[Dataset items]
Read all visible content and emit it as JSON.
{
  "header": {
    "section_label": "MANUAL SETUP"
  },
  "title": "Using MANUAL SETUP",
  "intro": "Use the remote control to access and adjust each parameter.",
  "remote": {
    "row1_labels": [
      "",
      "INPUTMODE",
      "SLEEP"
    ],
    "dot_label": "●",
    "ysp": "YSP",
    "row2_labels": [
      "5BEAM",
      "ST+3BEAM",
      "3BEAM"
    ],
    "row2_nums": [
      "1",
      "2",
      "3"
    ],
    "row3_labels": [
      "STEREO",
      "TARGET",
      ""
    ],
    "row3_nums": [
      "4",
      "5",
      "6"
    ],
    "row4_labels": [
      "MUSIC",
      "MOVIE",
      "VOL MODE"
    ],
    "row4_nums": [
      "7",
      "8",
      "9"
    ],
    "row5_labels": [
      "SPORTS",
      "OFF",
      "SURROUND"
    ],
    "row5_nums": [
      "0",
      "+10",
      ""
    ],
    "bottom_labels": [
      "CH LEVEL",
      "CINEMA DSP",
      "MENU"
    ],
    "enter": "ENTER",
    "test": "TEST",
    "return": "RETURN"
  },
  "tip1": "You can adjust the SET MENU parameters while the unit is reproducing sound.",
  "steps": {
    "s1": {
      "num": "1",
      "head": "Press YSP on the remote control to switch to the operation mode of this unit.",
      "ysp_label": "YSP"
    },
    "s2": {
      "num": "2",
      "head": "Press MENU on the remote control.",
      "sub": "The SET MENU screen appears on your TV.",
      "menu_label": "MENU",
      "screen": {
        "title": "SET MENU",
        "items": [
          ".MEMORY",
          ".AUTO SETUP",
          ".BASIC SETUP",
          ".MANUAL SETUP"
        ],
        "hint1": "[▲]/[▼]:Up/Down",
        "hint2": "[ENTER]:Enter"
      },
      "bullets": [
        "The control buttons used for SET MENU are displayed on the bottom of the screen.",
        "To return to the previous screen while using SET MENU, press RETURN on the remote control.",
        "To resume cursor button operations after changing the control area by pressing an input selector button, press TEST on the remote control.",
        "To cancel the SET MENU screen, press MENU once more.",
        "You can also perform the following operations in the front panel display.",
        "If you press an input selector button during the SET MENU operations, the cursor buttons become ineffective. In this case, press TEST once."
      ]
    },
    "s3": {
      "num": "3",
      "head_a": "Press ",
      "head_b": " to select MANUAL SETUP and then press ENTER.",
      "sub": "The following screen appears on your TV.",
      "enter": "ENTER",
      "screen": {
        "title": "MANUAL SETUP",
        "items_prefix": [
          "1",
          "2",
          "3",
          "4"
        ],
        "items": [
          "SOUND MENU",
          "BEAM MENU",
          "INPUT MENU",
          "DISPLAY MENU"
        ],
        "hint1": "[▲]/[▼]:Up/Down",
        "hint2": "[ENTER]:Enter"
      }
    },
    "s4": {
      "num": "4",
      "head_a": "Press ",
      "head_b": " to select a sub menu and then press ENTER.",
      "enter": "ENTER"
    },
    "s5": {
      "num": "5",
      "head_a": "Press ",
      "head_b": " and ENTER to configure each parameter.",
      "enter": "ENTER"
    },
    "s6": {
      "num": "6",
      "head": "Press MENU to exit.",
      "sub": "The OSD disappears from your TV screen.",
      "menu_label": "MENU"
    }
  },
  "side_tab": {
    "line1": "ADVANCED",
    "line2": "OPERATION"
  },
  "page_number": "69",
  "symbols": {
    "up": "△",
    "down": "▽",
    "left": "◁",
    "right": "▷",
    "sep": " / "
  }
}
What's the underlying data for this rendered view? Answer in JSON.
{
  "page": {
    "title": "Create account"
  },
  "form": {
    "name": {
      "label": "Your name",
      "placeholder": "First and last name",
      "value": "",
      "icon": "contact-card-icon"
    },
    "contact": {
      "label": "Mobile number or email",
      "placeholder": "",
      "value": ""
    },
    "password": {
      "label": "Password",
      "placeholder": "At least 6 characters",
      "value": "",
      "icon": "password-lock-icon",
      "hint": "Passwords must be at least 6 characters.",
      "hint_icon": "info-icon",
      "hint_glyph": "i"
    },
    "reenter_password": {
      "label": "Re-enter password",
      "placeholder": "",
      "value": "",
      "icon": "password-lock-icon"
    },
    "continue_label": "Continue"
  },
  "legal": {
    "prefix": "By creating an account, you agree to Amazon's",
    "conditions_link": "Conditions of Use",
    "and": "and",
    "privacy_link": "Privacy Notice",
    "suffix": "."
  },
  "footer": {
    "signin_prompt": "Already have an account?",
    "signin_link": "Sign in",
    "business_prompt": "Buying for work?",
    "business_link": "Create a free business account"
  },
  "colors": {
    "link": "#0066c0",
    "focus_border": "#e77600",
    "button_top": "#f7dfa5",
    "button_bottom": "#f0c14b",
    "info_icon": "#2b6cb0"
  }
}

Problem description: List all lines holding the string "RETURN".

Output of the exercise:
    "return": "RETURN"
        "To return to the previous screen while using SET MENU, press RETURN on the remote control.",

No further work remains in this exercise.